◆ **Aim of the task**:
Copy each line exactly.
>> Begin Data entries
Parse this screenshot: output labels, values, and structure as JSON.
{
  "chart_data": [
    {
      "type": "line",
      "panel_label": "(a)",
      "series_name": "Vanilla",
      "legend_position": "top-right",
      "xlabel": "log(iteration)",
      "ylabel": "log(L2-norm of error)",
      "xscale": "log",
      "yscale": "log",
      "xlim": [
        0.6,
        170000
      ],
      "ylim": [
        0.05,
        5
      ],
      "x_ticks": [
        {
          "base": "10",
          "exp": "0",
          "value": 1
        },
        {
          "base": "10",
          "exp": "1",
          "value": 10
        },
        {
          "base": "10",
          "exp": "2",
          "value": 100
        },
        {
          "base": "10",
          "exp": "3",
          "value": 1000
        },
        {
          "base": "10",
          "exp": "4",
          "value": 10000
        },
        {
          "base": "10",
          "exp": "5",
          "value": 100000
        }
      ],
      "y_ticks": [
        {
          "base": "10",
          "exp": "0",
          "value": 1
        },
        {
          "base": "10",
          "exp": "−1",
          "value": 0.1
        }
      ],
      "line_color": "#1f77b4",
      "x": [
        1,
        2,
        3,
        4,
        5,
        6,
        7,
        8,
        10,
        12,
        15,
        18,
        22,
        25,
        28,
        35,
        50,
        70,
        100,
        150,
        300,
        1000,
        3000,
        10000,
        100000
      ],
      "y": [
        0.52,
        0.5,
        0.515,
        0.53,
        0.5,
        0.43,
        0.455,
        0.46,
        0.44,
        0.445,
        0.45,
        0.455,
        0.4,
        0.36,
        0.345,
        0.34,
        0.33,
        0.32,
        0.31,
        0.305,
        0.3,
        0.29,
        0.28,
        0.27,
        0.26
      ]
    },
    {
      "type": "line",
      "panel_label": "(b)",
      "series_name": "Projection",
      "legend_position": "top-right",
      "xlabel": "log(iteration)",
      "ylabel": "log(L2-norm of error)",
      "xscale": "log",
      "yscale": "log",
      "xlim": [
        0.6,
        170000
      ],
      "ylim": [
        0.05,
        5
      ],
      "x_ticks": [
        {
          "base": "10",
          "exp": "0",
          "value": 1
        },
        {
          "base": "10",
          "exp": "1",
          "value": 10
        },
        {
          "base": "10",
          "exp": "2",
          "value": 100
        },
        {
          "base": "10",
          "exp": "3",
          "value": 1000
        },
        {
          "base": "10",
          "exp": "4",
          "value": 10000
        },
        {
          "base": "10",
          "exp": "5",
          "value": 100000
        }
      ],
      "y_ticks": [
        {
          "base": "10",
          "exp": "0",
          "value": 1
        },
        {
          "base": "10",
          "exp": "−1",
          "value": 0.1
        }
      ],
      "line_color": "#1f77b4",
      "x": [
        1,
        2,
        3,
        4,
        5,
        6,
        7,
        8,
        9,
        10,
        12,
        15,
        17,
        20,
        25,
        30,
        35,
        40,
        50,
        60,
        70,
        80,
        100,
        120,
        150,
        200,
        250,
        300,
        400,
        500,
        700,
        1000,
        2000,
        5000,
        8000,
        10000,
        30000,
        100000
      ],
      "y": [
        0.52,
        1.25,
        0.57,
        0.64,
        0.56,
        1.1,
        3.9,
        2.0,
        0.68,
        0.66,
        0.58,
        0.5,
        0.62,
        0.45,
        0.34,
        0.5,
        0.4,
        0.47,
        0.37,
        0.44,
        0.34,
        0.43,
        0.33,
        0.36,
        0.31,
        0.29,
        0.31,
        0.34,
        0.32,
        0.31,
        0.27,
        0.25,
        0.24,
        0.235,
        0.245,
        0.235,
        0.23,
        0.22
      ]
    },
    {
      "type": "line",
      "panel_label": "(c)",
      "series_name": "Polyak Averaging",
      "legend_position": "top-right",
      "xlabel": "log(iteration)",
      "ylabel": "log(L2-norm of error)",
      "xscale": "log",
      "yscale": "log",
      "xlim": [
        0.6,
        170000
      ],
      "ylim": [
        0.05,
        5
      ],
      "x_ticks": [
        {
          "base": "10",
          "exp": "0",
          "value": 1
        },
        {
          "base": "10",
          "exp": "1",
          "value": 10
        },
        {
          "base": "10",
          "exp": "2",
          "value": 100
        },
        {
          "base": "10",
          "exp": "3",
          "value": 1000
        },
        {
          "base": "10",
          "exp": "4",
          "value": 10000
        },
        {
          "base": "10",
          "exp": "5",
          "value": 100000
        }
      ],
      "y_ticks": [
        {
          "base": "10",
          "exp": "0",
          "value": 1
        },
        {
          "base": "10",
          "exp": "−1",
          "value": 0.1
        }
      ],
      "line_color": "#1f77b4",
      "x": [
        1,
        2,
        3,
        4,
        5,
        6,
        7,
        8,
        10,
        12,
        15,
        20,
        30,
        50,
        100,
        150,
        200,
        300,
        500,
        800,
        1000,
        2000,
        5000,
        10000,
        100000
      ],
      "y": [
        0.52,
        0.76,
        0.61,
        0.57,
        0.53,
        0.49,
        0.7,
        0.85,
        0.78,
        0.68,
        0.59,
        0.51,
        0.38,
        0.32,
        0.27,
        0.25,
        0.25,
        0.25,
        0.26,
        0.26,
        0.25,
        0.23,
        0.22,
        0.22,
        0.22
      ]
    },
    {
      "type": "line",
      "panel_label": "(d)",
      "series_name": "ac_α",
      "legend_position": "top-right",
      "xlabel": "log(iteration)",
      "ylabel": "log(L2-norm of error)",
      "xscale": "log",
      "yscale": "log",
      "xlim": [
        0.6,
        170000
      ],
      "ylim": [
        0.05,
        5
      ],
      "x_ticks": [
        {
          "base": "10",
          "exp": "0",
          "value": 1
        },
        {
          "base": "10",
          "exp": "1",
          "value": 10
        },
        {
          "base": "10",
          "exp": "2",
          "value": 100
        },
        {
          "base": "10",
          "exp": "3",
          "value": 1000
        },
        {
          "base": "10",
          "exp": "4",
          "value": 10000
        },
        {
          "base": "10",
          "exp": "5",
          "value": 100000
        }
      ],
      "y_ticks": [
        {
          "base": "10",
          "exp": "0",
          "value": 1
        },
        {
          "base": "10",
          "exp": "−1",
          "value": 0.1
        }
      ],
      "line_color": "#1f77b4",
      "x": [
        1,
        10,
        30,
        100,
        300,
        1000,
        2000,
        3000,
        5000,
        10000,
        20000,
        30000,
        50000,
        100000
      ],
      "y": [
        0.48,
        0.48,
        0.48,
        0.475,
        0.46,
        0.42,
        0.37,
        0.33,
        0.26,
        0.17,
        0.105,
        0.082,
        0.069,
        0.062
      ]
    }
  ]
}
>> End Data entries
◆ **Output below**:
Parse this screenshot: output labels, values, and structure as JSON.
{
  "chart_data": [
    {
      "type": "line",
      "panel_label": "(a)",
      "series_name": "Vanilla",
      "legend_position": "top-right",
      "xlabel": "log(iteration)",
      "ylabel": "log(L2-norm of error)",
      "xscale": "log",
      "yscale": "log",
      "xlim": [
        0.6,
        170000
      ],
      "ylim": [
        0.05,
        5
      ],
      "x_ticks": [
        {
          "base": "10",
          "exp": "0",
          "value": 1
        },
        {
          "base": "10",
          "exp": "1",
          "value": 10
        },
        {
          "base": "10",
          "exp": "2",
          "value": 100
        },
        {
          "base": "10",
          "exp": "3",
          "value": 1000
        },
        {
          "base": "10",
          "exp": "4",
          "value": 10000
        },
        {
          "base": "10",
          "exp": "5",
          "value": 100000
        }
      ],
      "y_ticks": [
        {
          "base": "10",
          "exp": "0",
          "value": 1
        },
        {
          "base": "10",
          "exp": "−1",
          "value": 0.1
        }
      ],
      "line_color": "#1f77b4",
      "x": [
        1,
        2,
        3,
        4,
        5,
        6,
        7,
        8,
        10,
        12,
        15,
        18,
        22,
        25,
        28,
        35,
        50,
        70,
        100,
        150,
        300,
        1000,
        3000,
        10000,
        100000
      ],
      "y": [
        0.52,
        0.5,
        0.515,
        0.53,
        0.5,
        0.43,
        0.455,
        0.46,
        0.44,
        0.445,
        0.45,
        0.455,
        0.4,
        0.36,
        0.345,
        0.34,
        0.33,
        0.32,
        0.31,
        0.305,
        0.3,
        0.29,
        0.28,
        0.27,
        0.26
      ]
    },
    {
      "type": "line",
      "panel_label": "(b)",
      "series_name": "Projection",
      "legend_position": "top-right",
      "xlabel": "log(iteration)",
      "ylabel": "log(L2-norm of error)",
      "xscale": "log",
      "yscale": "log",
      "xlim": [
        0.6,
        170000
      ],
      "ylim": [
        0.05,
        5
      ],
      "x_ticks": [
        {
          "base": "10",
          "exp": "0",
          "value": 1
        },
        {
          "base": "10",
          "exp": "1",
          "value": 10
        },
        {
          "base": "10",
          "exp": "2",
          "value": 100
        },
        {
          "base": "10",
          "exp": "3",
          "value": 1000
        },
        {
          "base": "10",
          "exp": "4",
          "value": 10000
        },
        {
          "base": "10",
          "exp": "5",
          "value": 100000
        }
      ],
      "y_ticks": [
        {
          "base": "10",
          "exp": "0",
          "value": 1
        },
        {
          "base": "10",
          "exp": "−1",
          "value": 0.1
        }
      ],
      "line_color": "#1f77b4",
      "x": [
        1,
        2,
        3,
        4,
        5,
        6,
        7,
        8,
        9,
        10,
        12,
        15,
        17,
        20,
        25,
        30,
        35,
        40,
        50,
        60,
        70,
        80,
        100,
        120,
        150,
        200,
        250,
        300,
        400,
        500,
        700,
        1000,
        2000,
        5000,
        8000,
        10000,
        30000,
        100000
      ],
      "y": [
        0.52,
        1.25,
        0.57,
        0.64,
        0.56,
        1.1,
        3.9,
        2.0,
        0.68,
        0.66,
        0.58,
        0.5,
        0.62,
        0.45,
        0.34,
        0.5,
        0.4,
        0.47,
        0.37,
        0.44,
        0.34,
        0.43,
        0.33,
        0.36,
        0.31,
        0.29,
        0.31,
        0.34,
        0.32,
        0.31,
        0.27,
        0.25,
        0.24,
        0.235,
        0.245,
        0.235,
        0.23,
        0.22
      ]
    },
    {
      "type": "line",
      "panel_label": "(c)",
      "series_name": "Polyak Averaging",
      "legend_position": "top-right",
      "xlabel": "log(iteration)",
      "ylabel": "log(L2-norm of error)",
      "xscale": "log",
      "yscale": "log",
      "xlim": [
        0.6,
        170000
      ],
      "ylim": [
        0.05,
        5
      ],
      "x_ticks": [
        {
          "base": "10",
          "exp": "0",
          "value": 1
        },
        {
          "base": "10",
          "exp": "1",
          "value": 10
        },
        {
          "base": "10",
          "exp": "2",
          "value": 100
        },
        {
          "base": "10",
          "exp": "3",
          "value": 1000
        },
        {
          "base": "10",
          "exp": "4",
          "value": 10000
        },
        {
          "base": "10",
          "exp": "5",
          "value": 100000
        }
      ],
      "y_ticks": [
        {
          "base": "10",
          "exp": "0",
          "value": 1
        },
        {
          "base": "10",
          "exp": "−1",
          "value": 0.1
        }
      ],
      "line_color": "#1f77b4",
      "x": [
        1,
        2,
        3,
        4,
        5,
        6,
        7,
        8,
        10,
        12,
        15,
        20,
        30,
        50,
        100,
        150,
        200,
        300,
        500,
        800,
        1000,
        2000,
        5000,
        10000,
        100000
      ],
      "y": [
        0.52,
        0.76,
        0.61,
        0.57,
        0.53,
        0.49,
        0.7,
        0.85,
        0.78,
        0.68,
        0.59,
        0.51,
        0.38,
        0.32,
        0.27,
        0.25,
        0.25,
        0.25,
        0.26,
        0.26,
        0.25,
        0.23,
        0.22,
        0.22,
        0.22
      ]
    },
    {
      "type": "line",
      "panel_label": "(d)",
      "series_name": "ac_α",
      "legend_position": "top-right",
      "xlabel": "log(iteration)",
      "ylabel": "log(L2-norm of error)",
      "xscale": "log",
      "yscale": "log",
      "xlim": [
        0.6,
        170000
      ],
      "ylim": [
        0.05,
        5
      ],
      "x_ticks": [
        {
          "base": "10",
          "exp": "0",
          "value": 1
        },
        {
          "base": "10",
          "exp": "1",
          "value": 10
        },
        {
          "base": "10",
          "exp": "2",
          "value": 100
        },
        {
          "base": "10",
          "exp": "3",
          "value": 1000
        },
        {
          "base": "10",
          "exp": "4",
          "value": 10000
        },
        {
          "base": "10",
          "exp": "5",
          "value": 100000
        }
      ],
      "y_ticks": [
        {
          "base": "10",
          "exp": "0",
          "value": 1
        },
        {
          "base": "10",
          "exp": "−1",
          "value": 0.1
        }
      ],
      "line_color": "#1f77b4",
      "x": [
        1,
        10,
        30,
        100,
        300,
        1000,
        2000,
        3000,
        5000,
        10000,
        20000,
        30000,
        50000,
        100000
      ],
      "y": [
        0.48,
        0.48,
        0.48,
        0.475,
        0.46,
        0.42,
        0.37,
        0.33,
        0.26,
        0.17,
        0.105,
        0.082,
        0.069,
        0.062
      ]
    }
  ]
}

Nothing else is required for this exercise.